Each line of the data that includes the string "losses" is to be copied out.

INFORMATION GIVEN:
──────────────────────────────

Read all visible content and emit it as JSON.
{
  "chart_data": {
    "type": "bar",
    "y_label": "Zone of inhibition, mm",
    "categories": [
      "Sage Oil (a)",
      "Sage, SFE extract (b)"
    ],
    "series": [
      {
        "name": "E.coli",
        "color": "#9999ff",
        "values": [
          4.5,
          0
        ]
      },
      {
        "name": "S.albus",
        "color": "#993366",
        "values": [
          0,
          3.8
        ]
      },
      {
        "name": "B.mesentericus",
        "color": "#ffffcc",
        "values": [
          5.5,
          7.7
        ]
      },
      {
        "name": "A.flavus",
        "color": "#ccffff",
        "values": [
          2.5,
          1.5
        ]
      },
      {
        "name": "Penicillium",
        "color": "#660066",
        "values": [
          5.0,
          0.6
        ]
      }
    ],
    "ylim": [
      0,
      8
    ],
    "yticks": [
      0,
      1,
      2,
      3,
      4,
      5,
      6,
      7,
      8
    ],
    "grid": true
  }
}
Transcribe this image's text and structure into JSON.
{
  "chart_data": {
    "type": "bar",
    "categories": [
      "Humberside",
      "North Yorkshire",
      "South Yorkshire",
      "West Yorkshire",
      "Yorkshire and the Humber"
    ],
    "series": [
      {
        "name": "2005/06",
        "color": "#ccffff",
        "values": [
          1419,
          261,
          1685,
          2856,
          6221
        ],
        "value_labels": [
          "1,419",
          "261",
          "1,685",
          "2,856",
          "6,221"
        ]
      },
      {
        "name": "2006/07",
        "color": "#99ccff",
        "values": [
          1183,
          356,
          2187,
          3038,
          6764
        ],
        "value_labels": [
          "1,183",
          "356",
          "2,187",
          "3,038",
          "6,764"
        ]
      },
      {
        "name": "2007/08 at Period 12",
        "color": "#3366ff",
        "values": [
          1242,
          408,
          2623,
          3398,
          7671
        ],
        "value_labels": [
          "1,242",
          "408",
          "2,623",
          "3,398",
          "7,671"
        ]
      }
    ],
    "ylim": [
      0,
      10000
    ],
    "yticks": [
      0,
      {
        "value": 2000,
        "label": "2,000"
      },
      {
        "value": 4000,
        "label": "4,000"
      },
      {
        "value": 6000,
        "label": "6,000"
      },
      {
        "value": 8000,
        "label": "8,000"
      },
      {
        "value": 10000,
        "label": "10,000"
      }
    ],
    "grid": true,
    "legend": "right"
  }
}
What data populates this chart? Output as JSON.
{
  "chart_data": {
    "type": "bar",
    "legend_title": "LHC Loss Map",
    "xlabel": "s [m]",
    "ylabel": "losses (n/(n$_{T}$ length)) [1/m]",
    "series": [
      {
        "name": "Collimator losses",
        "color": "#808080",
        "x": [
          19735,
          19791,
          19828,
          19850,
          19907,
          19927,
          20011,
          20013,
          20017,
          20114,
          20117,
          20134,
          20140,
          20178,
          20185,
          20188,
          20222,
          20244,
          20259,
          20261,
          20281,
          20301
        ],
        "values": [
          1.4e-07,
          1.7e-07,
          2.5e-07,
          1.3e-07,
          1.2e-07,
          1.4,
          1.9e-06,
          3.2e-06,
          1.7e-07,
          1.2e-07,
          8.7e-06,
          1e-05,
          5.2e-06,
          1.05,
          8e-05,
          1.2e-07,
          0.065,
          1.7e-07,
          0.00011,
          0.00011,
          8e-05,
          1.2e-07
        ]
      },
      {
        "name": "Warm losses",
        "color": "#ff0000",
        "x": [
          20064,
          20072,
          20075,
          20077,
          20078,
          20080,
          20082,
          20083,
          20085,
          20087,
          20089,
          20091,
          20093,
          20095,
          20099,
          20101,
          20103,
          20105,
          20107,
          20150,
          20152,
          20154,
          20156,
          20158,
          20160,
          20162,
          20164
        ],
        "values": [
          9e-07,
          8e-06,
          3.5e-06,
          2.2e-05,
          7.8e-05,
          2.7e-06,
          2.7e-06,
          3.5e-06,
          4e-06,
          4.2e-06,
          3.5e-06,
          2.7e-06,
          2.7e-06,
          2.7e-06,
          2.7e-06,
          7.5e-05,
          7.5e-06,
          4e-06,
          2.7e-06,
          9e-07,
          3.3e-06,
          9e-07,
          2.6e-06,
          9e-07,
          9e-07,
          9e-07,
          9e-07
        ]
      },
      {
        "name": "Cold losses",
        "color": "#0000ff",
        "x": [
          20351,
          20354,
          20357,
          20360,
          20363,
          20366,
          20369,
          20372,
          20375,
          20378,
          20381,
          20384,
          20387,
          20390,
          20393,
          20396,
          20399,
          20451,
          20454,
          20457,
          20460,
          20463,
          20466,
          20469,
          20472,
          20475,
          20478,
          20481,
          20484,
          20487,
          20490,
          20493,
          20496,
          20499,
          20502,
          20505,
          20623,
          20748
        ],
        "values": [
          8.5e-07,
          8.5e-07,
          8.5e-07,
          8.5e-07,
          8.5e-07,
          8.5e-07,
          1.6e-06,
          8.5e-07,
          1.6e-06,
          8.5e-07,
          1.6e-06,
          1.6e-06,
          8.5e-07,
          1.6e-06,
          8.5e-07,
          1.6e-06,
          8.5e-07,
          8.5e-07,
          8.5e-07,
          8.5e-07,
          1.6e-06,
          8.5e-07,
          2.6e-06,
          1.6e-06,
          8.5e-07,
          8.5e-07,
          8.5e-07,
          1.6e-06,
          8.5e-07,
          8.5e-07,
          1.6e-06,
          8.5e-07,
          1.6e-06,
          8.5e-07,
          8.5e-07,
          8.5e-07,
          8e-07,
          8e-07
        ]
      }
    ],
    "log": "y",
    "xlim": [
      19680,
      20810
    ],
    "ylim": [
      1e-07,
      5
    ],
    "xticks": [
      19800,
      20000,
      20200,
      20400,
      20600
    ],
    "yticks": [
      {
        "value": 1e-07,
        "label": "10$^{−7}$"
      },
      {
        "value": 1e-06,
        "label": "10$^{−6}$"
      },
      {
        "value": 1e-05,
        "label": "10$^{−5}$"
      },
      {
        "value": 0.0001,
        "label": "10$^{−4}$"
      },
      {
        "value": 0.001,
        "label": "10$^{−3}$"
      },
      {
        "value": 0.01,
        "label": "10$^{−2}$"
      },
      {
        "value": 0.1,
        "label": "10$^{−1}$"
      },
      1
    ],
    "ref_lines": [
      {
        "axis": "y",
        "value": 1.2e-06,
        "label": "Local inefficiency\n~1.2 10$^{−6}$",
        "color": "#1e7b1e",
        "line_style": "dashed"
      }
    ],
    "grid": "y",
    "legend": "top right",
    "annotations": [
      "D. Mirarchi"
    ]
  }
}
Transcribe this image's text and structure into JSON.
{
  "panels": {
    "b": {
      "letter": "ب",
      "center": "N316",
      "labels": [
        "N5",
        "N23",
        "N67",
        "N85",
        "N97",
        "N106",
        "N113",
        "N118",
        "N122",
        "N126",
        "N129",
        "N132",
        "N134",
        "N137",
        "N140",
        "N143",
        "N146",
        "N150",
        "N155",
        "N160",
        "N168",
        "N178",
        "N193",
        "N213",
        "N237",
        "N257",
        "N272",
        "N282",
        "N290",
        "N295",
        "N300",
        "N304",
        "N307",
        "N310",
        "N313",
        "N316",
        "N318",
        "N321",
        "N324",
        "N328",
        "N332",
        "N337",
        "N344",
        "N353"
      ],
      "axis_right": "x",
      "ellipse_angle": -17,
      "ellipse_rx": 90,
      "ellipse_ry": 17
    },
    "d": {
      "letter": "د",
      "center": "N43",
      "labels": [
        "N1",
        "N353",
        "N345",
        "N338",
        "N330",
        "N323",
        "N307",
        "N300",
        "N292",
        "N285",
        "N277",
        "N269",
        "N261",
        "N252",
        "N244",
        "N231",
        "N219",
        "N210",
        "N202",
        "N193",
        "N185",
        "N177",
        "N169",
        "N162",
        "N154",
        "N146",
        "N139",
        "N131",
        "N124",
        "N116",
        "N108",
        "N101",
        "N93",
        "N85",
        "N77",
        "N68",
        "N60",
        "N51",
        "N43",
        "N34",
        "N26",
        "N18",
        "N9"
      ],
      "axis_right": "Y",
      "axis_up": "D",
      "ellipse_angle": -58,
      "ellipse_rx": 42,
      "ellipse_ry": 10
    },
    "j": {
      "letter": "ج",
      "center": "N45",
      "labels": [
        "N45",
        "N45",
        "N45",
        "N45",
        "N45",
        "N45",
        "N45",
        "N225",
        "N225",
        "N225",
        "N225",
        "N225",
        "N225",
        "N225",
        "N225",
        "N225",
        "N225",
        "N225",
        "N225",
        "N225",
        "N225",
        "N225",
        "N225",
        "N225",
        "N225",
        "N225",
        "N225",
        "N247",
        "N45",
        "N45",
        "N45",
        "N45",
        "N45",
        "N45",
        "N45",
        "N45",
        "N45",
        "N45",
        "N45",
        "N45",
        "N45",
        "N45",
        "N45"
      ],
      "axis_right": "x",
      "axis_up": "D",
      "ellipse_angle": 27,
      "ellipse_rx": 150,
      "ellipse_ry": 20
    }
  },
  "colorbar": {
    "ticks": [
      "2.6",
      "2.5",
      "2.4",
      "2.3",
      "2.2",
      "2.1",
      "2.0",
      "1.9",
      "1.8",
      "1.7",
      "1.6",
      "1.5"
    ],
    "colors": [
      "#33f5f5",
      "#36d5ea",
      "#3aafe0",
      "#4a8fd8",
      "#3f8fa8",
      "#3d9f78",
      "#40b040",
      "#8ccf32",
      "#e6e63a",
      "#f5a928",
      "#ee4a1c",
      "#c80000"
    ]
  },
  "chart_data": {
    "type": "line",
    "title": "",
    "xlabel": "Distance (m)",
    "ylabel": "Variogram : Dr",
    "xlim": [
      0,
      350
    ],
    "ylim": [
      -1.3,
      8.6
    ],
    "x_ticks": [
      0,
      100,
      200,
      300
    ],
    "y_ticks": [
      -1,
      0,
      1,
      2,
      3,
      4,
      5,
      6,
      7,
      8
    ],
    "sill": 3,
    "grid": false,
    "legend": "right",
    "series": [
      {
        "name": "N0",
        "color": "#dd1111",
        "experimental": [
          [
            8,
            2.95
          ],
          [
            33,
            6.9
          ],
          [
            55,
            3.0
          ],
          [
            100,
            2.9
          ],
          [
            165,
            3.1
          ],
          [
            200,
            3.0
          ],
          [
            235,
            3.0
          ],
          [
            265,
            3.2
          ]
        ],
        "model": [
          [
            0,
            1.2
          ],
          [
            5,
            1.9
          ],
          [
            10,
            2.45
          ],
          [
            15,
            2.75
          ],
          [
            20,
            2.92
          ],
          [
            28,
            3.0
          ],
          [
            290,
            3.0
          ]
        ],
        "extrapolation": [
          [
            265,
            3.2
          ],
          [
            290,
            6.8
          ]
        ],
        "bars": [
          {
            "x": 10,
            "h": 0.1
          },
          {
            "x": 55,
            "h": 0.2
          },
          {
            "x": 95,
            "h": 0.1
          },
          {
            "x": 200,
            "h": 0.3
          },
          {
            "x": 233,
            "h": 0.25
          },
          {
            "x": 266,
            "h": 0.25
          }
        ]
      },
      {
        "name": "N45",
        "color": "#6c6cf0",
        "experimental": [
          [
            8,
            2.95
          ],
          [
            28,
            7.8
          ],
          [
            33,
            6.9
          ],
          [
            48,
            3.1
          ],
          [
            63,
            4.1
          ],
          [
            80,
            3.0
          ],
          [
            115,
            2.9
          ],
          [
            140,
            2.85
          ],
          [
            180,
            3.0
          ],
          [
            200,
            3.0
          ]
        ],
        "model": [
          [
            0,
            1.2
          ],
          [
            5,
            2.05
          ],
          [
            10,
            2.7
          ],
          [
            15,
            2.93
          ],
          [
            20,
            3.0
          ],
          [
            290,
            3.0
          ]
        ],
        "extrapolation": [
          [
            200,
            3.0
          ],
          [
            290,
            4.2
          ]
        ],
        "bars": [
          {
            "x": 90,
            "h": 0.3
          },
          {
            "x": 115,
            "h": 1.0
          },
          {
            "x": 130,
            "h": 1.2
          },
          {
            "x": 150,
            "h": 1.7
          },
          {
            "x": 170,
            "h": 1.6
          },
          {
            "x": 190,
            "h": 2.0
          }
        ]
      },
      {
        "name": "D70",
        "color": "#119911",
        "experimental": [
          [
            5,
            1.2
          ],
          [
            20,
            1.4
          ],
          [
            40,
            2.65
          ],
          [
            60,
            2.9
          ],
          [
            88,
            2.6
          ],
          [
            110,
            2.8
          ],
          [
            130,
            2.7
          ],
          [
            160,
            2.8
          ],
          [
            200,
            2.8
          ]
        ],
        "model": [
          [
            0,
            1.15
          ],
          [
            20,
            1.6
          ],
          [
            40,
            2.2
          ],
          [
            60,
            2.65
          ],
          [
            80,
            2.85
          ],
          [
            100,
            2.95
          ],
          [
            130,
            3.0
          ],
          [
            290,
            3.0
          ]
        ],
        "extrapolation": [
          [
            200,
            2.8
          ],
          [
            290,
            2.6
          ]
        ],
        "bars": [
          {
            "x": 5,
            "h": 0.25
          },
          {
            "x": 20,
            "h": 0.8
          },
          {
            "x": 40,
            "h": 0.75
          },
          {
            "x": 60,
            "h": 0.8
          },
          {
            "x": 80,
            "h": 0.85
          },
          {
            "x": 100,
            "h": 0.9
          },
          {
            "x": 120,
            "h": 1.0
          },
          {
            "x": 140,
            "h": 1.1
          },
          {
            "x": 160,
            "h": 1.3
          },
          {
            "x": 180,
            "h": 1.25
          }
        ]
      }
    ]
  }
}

──────────────────────────────

EXERCISE ANSWER:
    "ylabel": "losses (n/(n$_{T}$ length)) [1/m]",
        "name": "Collimator losses",
        "name": "Warm losses",
        "name": "Cold losses",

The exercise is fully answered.